Task requirements: Gather every line holding the string "width".

(Extracted data entries)
start

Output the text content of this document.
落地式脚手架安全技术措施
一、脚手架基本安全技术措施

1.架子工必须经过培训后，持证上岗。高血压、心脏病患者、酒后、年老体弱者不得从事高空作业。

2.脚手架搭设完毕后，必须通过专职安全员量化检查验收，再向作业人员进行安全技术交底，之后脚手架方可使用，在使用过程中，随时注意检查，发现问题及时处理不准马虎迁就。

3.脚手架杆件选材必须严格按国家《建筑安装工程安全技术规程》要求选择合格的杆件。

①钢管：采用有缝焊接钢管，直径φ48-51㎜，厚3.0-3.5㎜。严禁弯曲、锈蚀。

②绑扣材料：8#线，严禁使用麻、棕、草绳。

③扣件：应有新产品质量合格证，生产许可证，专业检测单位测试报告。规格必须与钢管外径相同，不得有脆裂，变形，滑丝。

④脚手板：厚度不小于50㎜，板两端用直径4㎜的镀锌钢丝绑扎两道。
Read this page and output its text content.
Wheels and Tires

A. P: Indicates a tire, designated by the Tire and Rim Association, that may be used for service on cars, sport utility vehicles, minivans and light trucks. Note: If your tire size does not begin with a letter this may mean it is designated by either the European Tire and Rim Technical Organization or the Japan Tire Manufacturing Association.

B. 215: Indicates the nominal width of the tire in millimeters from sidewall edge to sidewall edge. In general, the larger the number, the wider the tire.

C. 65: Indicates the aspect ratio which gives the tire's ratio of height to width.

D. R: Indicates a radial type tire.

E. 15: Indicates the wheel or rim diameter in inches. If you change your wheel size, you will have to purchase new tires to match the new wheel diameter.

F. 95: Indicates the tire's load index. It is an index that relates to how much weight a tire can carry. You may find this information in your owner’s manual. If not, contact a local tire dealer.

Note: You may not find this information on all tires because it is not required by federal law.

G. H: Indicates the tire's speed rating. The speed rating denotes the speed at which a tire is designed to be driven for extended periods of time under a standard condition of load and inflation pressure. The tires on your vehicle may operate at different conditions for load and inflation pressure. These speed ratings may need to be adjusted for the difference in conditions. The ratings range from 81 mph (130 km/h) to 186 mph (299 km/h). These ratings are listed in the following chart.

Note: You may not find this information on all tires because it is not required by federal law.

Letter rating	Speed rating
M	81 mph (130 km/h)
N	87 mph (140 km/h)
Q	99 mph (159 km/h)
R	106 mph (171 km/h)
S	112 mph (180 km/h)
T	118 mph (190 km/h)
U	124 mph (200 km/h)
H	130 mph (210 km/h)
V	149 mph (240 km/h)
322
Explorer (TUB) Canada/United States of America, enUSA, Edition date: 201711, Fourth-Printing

end

Reply:
B. 215: Indicates the nominal width of the tire in millimeters from sidewall edge to sidewall edge. In general, the larger the number, the wider the tire.
C. 65: Indicates the aspect ratio which gives the tire's ratio of height to width.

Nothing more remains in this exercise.